__Problem statement__. Every entry needs to be reproduced exactly.

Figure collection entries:

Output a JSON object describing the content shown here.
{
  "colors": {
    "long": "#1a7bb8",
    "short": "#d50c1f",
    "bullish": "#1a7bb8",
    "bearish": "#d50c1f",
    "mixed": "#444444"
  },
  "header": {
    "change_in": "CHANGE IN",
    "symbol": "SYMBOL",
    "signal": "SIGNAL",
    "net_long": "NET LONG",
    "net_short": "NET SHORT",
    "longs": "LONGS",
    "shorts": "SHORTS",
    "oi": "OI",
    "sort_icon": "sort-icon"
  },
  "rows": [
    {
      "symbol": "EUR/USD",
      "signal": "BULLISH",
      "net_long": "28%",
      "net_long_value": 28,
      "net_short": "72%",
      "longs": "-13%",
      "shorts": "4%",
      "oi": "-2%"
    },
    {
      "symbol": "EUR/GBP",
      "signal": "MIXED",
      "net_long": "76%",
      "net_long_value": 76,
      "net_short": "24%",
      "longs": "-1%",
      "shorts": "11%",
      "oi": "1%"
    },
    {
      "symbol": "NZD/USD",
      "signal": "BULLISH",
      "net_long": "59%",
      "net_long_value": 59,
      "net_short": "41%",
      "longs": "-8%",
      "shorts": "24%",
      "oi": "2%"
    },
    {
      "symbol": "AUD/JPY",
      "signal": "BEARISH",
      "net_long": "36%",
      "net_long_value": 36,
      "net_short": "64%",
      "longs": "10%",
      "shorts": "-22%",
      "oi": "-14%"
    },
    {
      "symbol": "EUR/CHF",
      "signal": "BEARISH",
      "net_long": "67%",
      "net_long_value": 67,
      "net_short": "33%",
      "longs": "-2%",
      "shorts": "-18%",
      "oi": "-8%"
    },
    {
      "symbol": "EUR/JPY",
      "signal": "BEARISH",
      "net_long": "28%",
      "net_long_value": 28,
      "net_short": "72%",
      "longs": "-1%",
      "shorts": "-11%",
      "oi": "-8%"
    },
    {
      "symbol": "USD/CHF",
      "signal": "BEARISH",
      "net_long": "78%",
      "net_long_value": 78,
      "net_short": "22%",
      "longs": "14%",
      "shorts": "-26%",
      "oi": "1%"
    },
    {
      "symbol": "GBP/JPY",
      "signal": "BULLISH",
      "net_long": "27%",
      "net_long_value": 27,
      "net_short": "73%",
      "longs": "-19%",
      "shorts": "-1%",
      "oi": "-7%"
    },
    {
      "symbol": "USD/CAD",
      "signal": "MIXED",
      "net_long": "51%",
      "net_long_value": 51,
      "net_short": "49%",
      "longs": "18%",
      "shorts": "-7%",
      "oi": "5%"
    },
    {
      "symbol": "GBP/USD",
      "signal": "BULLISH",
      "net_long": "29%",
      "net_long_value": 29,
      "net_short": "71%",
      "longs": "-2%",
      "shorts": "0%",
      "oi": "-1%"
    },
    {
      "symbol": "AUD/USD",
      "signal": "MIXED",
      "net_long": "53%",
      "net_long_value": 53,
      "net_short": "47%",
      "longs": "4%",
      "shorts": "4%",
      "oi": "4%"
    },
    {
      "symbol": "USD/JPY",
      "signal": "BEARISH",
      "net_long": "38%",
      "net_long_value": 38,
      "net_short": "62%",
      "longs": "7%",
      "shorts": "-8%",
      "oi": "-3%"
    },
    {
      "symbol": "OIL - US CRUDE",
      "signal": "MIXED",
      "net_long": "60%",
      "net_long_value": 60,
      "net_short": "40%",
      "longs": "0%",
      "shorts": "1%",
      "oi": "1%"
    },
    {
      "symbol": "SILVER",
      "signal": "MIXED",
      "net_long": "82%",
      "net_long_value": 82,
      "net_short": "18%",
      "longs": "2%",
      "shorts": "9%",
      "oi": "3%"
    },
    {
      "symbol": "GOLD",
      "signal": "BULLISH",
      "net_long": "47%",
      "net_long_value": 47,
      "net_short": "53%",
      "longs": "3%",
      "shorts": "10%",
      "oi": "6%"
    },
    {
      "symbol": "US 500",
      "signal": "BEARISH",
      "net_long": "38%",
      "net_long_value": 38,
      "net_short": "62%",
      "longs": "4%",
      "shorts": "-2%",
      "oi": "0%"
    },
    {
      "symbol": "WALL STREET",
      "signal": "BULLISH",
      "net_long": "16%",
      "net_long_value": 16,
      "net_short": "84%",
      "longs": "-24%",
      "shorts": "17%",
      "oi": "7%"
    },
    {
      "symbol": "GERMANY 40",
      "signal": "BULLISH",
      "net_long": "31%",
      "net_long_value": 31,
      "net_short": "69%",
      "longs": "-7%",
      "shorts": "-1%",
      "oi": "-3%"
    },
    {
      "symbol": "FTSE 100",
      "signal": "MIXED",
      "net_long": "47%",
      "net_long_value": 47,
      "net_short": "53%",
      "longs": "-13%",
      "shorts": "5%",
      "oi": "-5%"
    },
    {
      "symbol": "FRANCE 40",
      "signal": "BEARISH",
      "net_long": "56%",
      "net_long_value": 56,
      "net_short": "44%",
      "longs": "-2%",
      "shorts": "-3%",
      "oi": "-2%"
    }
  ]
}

__Task answer__.
Output a JSON object describing the content shown here.
{
  "colors": {
    "long": "#1a7bb8",
    "short": "#d50c1f",
    "bullish": "#1a7bb8",
    "bearish": "#d50c1f",
    "mixed": "#444444"
  },
  "header": {
    "change_in": "CHANGE IN",
    "symbol": "SYMBOL",
    "signal": "SIGNAL",
    "net_long": "NET LONG",
    "net_short": "NET SHORT",
    "longs": "LONGS",
    "shorts": "SHORTS",
    "oi": "OI",
    "sort_icon": "sort-icon"
  },
  "rows": [
    {
      "symbol": "EUR/USD",
      "signal": "BULLISH",
      "net_long": "28%",
      "net_long_value": 28,
      "net_short": "72%",
      "longs": "-13%",
      "shorts": "4%",
      "oi": "-2%"
    },
    {
      "symbol": "EUR/GBP",
      "signal": "MIXED",
      "net_long": "76%",
      "net_long_value": 76,
      "net_short": "24%",
      "longs": "-1%",
      "shorts": "11%",
      "oi": "1%"
    },
    {
      "symbol": "NZD/USD",
      "signal": "BULLISH",
      "net_long": "59%",
      "net_long_value": 59,
      "net_short": "41%",
      "longs": "-8%",
      "shorts": "24%",
      "oi": "2%"
    },
    {
      "symbol": "AUD/JPY",
      "signal": "BEARISH",
      "net_long": "36%",
      "net_long_value": 36,
      "net_short": "64%",
      "longs": "10%",
      "shorts": "-22%",
      "oi": "-14%"
    },
    {
      "symbol": "EUR/CHF",
      "signal": "BEARISH",
      "net_long": "67%",
      "net_long_value": 67,
      "net_short": "33%",
      "longs": "-2%",
      "shorts": "-18%",
      "oi": "-8%"
    },
    {
      "symbol": "EUR/JPY",
      "signal": "BEARISH",
      "net_long": "28%",
      "net_long_value": 28,
      "net_short": "72%",
      "longs": "-1%",
      "shorts": "-11%",
      "oi": "-8%"
    },
    {
      "symbol": "USD/CHF",
      "signal": "BEARISH",
      "net_long": "78%",
      "net_long_value": 78,
      "net_short": "22%",
      "longs": "14%",
      "shorts": "-26%",
      "oi": "1%"
    },
    {
      "symbol": "GBP/JPY",
      "signal": "BULLISH",
      "net_long": "27%",
      "net_long_value": 27,
      "net_short": "73%",
      "longs": "-19%",
      "shorts": "-1%",
      "oi": "-7%"
    },
    {
      "symbol": "USD/CAD",
      "signal": "MIXED",
      "net_long": "51%",
      "net_long_value": 51,
      "net_short": "49%",
      "longs": "18%",
      "shorts": "-7%",
      "oi": "5%"
    },
    {
      "symbol": "GBP/USD",
      "signal": "BULLISH",
      "net_long": "29%",
      "net_long_value": 29,
      "net_short": "71%",
      "longs": "-2%",
      "shorts": "0%",
      "oi": "-1%"
    },
    {
      "symbol": "AUD/USD",
      "signal": "MIXED",
      "net_long": "53%",
      "net_long_value": 53,
      "net_short": "47%",
      "longs": "4%",
      "shorts": "4%",
      "oi": "4%"
    },
    {
      "symbol": "USD/JPY",
      "signal": "BEARISH",
      "net_long": "38%",
      "net_long_value": 38,
      "net_short": "62%",
      "longs": "7%",
      "shorts": "-8%",
      "oi": "-3%"
    },
    {
      "symbol": "OIL - US CRUDE",
      "signal": "MIXED",
      "net_long": "60%",
      "net_long_value": 60,
      "net_short": "40%",
      "longs": "0%",
      "shorts": "1%",
      "oi": "1%"
    },
    {
      "symbol": "SILVER",
      "signal": "MIXED",
      "net_long": "82%",
      "net_long_value": 82,
      "net_short": "18%",
      "longs": "2%",
      "shorts": "9%",
      "oi": "3%"
    },
    {
      "symbol": "GOLD",
      "signal": "BULLISH",
      "net_long": "47%",
      "net_long_value": 47,
      "net_short": "53%",
      "longs": "3%",
      "shorts": "10%",
      "oi": "6%"
    },
    {
      "symbol": "US 500",
      "signal": "BEARISH",
      "net_long": "38%",
      "net_long_value": 38,
      "net_short": "62%",
      "longs": "4%",
      "shorts": "-2%",
      "oi": "0%"
    },
    {
      "symbol": "WALL STREET",
      "signal": "BULLISH",
      "net_long": "16%",
      "net_long_value": 16,
      "net_short": "84%",
      "longs": "-24%",
      "shorts": "17%",
      "oi": "7%"
    },
    {
      "symbol": "GERMANY 40",
      "signal": "BULLISH",
      "net_long": "31%",
      "net_long_value": 31,
      "net_short": "69%",
      "longs": "-7%",
      "shorts": "-1%",
      "oi": "-3%"
    },
    {
      "symbol": "FTSE 100",
      "signal": "MIXED",
      "net_long": "47%",
      "net_long_value": 47,
      "net_short": "53%",
      "longs": "-13%",
      "shorts": "5%",
      "oi": "-5%"
    },
    {
      "symbol": "FRANCE 40",
      "signal": "BEARISH",
      "net_long": "56%",
      "net_long_value": 56,
      "net_short": "44%",
      "longs": "-2%",
      "shorts": "-3%",
      "oi": "-2%"
    }
  ]
}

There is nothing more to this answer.